— start of RECORDS FOR THE EXERCISE —

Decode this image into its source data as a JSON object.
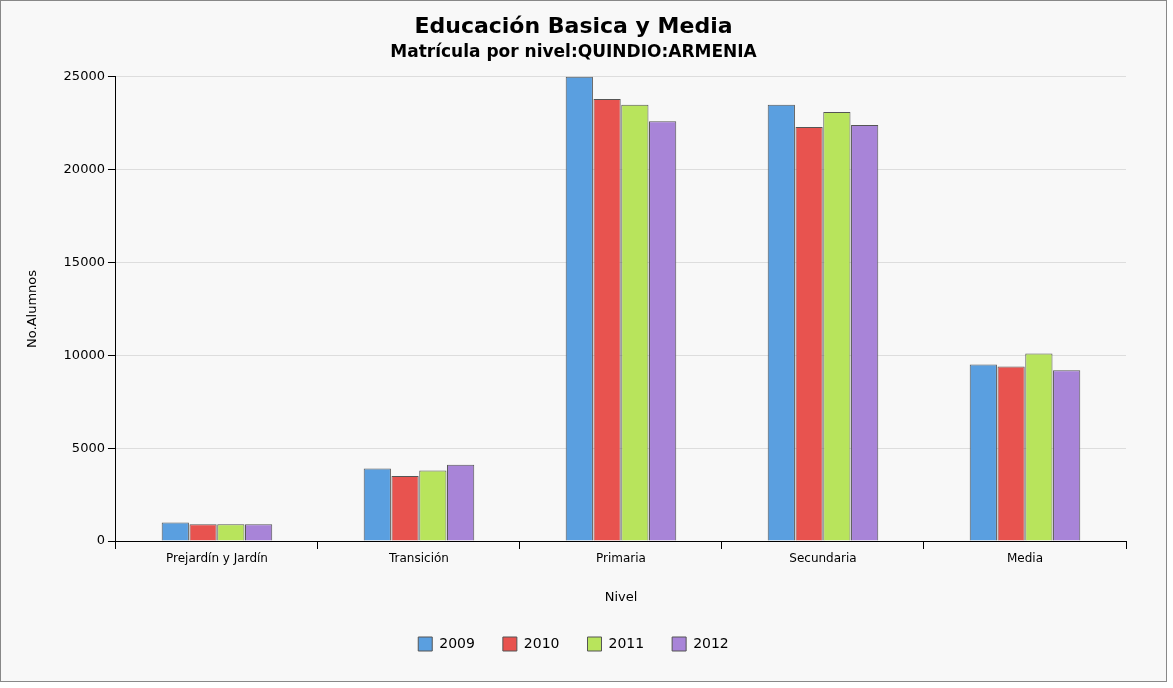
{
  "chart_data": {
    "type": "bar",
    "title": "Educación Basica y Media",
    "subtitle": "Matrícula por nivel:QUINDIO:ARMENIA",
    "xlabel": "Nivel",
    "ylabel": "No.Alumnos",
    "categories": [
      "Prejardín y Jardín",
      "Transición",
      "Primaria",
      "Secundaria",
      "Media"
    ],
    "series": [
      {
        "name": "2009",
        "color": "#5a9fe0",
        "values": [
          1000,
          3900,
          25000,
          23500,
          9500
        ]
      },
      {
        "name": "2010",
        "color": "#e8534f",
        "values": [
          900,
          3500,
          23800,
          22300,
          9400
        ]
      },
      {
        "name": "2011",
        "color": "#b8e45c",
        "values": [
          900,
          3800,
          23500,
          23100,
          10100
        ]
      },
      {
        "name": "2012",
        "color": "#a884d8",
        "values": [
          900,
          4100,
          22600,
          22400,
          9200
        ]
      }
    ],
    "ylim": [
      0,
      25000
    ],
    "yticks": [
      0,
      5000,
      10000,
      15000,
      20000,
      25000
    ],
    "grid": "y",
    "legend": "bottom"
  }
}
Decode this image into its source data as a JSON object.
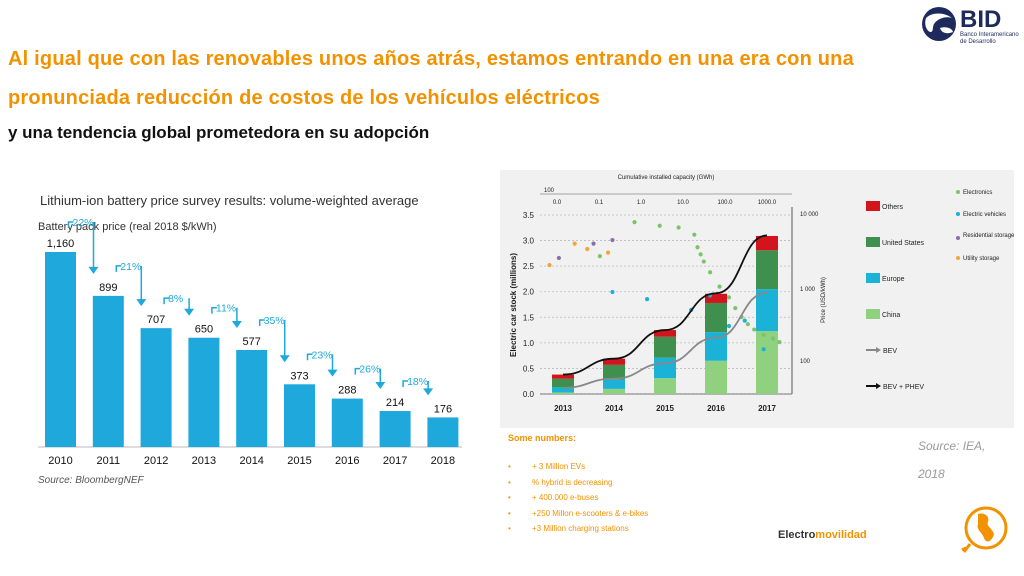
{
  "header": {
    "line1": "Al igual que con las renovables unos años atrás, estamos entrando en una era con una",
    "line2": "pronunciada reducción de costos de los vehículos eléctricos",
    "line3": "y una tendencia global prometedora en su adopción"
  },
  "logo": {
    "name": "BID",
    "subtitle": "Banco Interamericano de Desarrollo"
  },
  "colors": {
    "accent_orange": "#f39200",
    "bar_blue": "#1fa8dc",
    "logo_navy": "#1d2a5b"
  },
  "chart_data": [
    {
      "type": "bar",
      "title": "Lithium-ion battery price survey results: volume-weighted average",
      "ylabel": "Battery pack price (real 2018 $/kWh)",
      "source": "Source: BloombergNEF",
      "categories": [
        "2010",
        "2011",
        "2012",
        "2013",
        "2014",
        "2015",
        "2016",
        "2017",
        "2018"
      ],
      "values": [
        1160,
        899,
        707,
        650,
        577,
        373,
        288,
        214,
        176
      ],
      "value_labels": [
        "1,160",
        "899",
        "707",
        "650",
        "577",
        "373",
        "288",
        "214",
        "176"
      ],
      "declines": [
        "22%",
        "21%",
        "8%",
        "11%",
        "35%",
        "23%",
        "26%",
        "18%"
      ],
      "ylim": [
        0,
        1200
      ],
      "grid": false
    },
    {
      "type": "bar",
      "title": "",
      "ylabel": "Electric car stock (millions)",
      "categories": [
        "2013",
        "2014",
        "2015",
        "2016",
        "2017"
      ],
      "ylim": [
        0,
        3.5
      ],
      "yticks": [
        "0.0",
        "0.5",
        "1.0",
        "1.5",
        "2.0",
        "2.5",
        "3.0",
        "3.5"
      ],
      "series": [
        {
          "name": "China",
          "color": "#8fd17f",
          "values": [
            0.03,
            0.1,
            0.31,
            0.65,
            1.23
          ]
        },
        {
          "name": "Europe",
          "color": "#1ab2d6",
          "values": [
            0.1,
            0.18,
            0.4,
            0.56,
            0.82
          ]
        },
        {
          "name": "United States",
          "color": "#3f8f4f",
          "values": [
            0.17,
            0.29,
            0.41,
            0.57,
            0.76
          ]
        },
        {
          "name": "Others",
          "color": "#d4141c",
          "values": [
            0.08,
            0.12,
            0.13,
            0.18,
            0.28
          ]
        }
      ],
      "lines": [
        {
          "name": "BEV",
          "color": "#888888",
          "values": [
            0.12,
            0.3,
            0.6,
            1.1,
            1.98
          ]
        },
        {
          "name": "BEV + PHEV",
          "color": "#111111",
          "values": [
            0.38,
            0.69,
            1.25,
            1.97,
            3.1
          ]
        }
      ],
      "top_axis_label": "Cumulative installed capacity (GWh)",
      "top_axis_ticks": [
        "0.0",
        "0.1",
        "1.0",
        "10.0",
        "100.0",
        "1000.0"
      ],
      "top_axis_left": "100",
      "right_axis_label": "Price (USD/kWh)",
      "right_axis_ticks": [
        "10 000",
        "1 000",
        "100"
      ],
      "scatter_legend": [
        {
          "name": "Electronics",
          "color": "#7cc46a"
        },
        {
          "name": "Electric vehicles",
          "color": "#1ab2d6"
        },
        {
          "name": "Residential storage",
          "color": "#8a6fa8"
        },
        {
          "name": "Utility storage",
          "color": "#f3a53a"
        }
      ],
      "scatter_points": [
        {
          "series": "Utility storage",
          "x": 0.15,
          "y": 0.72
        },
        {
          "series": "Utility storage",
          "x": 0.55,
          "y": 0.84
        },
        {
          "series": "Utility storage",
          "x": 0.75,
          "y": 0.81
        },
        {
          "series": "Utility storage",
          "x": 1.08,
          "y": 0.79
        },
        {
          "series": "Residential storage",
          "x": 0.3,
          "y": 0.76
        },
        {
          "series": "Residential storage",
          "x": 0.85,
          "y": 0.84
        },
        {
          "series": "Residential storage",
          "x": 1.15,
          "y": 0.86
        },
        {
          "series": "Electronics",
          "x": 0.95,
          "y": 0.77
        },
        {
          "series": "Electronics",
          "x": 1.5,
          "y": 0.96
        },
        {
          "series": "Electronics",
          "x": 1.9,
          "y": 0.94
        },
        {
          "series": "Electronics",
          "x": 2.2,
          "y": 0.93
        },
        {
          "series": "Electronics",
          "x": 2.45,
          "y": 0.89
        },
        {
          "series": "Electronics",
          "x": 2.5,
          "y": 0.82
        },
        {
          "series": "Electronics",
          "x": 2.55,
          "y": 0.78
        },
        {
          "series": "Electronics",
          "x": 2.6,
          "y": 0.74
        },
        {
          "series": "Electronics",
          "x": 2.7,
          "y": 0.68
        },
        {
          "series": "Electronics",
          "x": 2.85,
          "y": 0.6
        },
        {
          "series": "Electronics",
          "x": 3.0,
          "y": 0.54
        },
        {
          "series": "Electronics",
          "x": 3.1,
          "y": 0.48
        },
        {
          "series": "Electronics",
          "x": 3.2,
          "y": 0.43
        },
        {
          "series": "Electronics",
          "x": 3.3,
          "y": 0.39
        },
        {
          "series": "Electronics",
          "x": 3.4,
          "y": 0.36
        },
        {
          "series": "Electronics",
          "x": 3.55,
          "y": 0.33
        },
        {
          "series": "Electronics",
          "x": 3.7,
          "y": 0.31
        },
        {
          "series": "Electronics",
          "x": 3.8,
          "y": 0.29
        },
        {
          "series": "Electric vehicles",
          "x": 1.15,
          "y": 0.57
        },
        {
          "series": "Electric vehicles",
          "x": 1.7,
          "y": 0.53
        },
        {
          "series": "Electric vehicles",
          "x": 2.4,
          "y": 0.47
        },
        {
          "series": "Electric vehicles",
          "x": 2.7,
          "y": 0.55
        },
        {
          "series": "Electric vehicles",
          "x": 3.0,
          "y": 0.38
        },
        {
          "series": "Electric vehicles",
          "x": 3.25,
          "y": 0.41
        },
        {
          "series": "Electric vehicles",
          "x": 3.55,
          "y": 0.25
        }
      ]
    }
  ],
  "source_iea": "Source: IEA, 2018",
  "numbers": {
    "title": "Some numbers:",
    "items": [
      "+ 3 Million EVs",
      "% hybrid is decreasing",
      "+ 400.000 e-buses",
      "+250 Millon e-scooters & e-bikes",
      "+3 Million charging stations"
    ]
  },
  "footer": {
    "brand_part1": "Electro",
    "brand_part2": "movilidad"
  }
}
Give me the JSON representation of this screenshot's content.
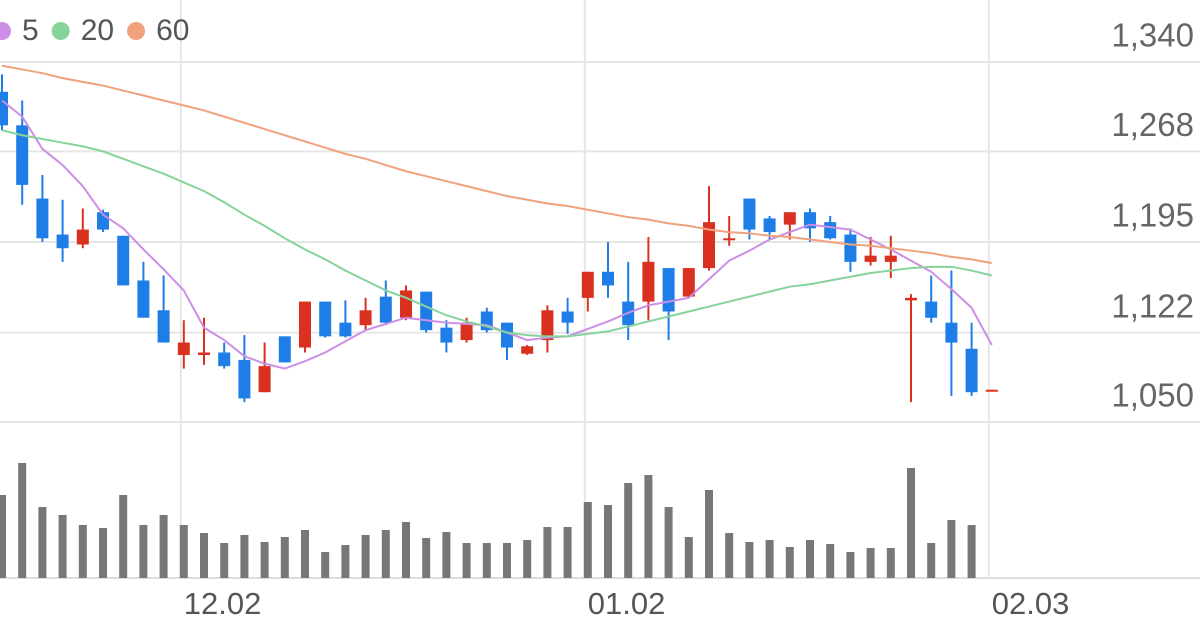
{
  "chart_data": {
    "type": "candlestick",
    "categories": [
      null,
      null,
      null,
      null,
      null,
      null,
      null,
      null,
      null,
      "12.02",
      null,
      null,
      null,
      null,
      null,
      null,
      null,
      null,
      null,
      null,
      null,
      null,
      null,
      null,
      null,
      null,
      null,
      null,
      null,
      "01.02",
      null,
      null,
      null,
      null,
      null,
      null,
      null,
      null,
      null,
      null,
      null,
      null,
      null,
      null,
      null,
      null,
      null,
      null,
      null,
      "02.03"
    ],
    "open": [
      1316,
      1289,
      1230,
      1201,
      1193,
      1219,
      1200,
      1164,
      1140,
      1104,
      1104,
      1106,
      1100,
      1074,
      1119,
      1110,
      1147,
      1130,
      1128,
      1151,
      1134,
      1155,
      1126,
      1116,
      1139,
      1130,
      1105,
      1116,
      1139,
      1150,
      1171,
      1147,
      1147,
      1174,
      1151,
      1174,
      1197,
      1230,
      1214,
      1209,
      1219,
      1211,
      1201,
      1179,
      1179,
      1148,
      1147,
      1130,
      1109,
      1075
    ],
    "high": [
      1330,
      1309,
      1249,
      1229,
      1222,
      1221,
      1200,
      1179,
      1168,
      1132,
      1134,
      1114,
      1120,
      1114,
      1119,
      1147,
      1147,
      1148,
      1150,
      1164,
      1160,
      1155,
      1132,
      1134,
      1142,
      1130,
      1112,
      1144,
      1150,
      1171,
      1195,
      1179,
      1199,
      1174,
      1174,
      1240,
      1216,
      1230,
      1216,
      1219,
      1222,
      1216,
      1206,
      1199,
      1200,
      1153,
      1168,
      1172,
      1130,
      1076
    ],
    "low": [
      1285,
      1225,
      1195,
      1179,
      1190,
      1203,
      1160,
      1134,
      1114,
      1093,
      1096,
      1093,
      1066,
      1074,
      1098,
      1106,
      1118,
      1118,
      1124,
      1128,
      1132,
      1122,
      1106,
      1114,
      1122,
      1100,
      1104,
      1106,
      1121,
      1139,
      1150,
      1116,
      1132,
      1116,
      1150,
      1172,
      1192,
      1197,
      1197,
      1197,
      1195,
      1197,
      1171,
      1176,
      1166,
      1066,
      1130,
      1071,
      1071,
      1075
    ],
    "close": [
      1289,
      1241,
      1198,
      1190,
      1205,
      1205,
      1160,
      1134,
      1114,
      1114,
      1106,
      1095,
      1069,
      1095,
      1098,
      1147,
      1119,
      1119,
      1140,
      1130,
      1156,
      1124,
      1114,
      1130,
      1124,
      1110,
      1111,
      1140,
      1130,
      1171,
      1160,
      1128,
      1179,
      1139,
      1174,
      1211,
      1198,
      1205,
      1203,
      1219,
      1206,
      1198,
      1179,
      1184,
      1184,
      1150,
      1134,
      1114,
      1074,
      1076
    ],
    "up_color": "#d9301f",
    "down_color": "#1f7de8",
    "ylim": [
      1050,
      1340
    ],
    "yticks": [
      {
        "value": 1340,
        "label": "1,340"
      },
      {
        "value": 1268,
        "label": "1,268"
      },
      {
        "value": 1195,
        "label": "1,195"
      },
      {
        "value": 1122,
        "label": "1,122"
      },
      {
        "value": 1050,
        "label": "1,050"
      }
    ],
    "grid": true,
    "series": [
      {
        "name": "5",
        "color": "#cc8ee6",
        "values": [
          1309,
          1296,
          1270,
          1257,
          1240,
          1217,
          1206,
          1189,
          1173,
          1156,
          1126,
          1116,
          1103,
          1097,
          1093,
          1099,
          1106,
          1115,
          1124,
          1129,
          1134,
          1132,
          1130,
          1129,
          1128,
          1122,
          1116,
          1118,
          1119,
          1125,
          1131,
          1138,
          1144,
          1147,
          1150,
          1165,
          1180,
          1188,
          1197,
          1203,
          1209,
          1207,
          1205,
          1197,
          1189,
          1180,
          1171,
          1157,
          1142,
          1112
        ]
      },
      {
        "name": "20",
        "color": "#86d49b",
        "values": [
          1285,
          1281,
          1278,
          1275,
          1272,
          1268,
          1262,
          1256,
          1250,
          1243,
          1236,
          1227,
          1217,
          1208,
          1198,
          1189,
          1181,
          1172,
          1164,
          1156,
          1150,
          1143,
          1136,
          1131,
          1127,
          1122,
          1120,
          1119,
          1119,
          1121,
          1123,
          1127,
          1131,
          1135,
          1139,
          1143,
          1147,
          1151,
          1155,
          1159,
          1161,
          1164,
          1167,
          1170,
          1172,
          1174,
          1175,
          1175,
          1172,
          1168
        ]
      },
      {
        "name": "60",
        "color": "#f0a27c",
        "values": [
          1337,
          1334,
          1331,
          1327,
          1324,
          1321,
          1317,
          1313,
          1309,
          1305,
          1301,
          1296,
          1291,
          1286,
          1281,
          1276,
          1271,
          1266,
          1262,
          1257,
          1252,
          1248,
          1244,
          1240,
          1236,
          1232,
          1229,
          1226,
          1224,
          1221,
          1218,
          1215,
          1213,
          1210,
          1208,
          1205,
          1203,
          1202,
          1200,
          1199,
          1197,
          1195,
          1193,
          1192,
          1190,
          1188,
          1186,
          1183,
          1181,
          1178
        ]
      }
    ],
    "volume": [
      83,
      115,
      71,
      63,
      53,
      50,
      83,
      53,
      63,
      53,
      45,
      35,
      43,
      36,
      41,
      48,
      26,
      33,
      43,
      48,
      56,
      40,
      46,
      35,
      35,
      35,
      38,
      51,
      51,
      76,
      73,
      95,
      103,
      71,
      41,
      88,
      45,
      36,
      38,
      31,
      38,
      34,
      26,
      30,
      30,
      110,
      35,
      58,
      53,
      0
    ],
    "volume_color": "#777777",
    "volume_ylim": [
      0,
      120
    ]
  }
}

— end of RECORDS FOR THE EXERCISE —

▶ [DESCRIPTION OF THE TASK]
Each line of the data that includes the word "subtitle" counts once; report the total and nothing more.

▶ [OUTPUT BELOW]
2